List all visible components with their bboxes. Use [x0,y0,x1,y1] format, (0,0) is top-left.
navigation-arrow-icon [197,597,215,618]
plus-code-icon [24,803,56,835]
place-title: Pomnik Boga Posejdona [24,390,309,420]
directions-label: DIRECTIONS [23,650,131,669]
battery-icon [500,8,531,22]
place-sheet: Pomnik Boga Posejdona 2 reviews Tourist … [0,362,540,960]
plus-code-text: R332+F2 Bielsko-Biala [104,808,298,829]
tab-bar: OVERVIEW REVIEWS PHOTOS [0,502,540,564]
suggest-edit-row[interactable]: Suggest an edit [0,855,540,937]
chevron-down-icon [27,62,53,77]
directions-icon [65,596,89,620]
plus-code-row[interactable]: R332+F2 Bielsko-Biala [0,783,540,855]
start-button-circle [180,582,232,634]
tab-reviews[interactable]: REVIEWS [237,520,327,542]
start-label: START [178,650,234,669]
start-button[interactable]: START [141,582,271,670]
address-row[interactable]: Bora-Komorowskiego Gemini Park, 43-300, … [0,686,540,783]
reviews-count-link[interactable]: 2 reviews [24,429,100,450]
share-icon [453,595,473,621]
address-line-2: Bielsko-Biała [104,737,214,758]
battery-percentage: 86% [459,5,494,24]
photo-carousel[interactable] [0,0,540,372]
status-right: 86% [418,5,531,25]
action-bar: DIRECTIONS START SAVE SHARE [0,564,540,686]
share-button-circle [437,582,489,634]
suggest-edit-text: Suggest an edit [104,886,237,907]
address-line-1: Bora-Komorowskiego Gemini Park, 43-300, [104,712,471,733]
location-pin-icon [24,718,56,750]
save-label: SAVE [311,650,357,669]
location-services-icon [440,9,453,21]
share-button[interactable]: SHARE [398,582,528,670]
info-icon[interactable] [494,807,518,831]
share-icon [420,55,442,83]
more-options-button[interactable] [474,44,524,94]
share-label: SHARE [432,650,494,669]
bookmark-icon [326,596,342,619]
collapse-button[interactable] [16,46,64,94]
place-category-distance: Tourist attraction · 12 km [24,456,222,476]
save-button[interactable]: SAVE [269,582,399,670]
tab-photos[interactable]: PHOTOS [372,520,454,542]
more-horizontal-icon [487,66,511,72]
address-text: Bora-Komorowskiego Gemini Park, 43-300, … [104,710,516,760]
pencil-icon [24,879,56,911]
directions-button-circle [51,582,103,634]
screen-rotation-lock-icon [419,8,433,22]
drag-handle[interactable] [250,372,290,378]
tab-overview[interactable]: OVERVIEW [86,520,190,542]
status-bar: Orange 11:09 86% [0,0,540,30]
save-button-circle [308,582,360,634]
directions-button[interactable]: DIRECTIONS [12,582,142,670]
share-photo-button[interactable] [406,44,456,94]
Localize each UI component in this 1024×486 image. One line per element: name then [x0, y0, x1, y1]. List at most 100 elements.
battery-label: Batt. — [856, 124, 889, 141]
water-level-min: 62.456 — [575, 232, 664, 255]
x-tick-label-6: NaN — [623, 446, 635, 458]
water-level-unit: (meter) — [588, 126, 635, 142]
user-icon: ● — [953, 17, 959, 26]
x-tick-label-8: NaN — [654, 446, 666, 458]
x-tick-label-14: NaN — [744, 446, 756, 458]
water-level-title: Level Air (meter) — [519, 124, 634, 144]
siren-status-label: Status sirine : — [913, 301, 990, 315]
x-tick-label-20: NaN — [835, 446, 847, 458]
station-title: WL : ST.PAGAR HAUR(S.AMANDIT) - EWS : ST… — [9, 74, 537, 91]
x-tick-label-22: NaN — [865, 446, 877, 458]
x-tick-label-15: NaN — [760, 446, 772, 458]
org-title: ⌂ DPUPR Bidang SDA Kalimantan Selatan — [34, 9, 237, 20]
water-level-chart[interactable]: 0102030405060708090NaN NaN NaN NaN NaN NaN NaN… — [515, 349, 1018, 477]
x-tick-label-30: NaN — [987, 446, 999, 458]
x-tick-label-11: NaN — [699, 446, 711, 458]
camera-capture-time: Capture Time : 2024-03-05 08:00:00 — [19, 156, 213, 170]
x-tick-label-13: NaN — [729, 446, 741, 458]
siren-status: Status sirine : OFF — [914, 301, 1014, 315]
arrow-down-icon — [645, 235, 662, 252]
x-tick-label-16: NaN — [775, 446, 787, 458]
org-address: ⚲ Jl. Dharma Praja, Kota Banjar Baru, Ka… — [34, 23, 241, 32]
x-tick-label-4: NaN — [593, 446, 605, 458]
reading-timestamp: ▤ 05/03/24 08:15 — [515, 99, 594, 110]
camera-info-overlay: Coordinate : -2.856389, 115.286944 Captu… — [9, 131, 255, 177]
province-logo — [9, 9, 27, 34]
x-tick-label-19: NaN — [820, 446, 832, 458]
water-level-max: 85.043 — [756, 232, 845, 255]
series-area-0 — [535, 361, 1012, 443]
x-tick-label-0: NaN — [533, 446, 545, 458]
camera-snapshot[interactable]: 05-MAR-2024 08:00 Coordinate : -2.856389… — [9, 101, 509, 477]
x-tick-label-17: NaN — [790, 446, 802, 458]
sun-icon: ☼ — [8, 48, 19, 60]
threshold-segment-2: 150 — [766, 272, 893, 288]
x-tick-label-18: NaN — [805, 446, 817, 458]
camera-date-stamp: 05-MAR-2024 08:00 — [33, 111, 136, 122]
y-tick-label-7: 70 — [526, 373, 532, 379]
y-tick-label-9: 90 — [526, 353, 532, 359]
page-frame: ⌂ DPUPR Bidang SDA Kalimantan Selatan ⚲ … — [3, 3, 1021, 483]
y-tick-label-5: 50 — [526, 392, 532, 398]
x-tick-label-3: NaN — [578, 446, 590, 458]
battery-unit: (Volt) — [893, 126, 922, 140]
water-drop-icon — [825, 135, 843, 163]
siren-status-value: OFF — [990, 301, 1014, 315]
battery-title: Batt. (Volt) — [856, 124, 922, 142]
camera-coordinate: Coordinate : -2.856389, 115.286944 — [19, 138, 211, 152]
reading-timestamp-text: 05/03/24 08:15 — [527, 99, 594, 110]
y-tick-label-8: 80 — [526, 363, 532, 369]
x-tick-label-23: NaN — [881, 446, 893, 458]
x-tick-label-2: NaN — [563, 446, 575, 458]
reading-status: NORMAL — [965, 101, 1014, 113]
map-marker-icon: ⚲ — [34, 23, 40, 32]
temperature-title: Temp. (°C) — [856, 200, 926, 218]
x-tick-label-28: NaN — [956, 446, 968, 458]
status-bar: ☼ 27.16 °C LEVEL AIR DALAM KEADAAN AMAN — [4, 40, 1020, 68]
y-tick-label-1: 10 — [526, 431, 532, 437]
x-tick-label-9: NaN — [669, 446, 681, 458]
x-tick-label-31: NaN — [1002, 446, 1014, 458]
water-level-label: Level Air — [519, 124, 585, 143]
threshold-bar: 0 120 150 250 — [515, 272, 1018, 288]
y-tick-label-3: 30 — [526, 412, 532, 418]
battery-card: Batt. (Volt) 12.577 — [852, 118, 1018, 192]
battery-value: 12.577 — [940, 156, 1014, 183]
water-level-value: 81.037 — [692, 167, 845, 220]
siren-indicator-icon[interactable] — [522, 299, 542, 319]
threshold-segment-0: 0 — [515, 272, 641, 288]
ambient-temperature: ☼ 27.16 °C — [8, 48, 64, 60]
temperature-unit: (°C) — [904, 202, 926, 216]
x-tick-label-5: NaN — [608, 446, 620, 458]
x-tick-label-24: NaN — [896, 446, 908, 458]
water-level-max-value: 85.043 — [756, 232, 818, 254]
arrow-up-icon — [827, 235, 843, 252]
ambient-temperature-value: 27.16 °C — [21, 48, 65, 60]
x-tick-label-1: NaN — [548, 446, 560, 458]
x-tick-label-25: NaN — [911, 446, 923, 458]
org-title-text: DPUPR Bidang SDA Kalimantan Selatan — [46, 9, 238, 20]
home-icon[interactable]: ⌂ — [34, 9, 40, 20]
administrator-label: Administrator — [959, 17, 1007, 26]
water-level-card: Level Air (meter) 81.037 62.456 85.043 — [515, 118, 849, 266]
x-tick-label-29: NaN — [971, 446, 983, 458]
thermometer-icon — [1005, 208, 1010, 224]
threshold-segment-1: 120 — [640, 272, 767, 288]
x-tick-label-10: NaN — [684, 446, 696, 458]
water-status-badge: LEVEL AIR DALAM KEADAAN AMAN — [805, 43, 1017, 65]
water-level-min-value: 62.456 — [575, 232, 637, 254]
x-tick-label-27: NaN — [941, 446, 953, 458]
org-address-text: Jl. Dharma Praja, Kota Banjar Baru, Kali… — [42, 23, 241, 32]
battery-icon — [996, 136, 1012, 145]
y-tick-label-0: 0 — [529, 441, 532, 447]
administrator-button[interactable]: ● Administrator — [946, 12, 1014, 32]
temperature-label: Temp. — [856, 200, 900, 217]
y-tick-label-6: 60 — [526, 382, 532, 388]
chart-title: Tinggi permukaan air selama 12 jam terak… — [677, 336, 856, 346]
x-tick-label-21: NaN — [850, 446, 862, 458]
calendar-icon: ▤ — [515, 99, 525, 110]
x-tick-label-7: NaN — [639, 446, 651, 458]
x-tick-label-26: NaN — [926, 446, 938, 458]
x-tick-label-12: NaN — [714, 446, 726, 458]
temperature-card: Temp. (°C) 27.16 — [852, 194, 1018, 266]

§ §

# [TASK REQUIREMENTS]
Please rewrite the records from their first line through the line containing "battery-icon [500,8,531,22]", both ends included, with "bboxes" replaced by "bounding boxes" and everything else left unchanged.

# [IN RESPONSE]
List all visible components with their bounding boxes. Use [x0,y0,x1,y1] format, (0,0) is top-left.
navigation-arrow-icon [197,597,215,618]
plus-code-icon [24,803,56,835]
place-title: Pomnik Boga Posejdona [24,390,309,420]
directions-label: DIRECTIONS [23,650,131,669]
battery-icon [500,8,531,22]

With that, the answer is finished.